Start RECORDS SUPPLIED

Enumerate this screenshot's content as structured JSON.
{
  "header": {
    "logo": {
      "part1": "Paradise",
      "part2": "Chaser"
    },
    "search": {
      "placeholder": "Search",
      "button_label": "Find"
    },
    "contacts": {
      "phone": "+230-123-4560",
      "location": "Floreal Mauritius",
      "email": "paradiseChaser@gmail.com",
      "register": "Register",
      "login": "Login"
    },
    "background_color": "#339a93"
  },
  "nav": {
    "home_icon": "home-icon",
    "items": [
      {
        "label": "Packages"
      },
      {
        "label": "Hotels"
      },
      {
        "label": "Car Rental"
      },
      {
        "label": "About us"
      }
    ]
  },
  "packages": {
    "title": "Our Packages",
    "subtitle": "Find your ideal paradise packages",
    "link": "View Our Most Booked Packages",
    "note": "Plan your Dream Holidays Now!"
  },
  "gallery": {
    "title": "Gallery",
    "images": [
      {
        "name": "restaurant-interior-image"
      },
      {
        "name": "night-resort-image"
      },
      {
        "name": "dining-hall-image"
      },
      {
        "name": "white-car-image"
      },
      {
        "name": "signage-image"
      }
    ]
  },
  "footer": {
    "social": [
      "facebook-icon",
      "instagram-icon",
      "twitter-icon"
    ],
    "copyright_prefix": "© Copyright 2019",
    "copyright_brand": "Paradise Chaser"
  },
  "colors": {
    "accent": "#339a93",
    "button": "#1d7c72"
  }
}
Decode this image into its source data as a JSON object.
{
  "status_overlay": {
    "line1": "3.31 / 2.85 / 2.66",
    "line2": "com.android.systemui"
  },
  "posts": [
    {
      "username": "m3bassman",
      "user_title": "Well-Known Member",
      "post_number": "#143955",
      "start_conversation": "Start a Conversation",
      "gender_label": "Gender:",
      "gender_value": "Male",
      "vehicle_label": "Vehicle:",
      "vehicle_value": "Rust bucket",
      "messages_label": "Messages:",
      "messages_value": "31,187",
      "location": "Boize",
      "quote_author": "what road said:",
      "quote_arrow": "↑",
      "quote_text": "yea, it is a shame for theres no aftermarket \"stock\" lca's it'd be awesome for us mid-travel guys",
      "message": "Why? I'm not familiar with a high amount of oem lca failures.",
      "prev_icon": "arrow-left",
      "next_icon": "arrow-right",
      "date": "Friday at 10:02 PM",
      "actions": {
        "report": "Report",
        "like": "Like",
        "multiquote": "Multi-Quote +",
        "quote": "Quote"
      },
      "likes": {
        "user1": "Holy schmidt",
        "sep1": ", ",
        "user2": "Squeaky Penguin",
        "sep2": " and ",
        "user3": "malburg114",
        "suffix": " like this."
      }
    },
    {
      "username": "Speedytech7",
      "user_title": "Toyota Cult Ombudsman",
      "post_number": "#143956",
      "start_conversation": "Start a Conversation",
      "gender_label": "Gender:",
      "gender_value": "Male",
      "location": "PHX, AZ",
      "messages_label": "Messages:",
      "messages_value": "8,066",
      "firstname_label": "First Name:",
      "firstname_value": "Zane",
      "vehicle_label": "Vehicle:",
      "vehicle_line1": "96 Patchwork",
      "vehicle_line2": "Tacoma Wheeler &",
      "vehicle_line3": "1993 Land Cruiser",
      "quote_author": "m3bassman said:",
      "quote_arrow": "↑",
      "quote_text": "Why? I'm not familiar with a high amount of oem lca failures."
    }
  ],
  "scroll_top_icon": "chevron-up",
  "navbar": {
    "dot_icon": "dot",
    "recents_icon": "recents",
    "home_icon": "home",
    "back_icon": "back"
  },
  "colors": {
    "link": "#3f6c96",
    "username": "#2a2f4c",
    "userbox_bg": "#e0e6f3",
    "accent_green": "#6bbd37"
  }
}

End RECORDS SUPPLIED

→ **REQUIRED WORK**
For the entries above, count the lines that contain the string "this", and state that number without further comment.

→ **RESPONSE**
3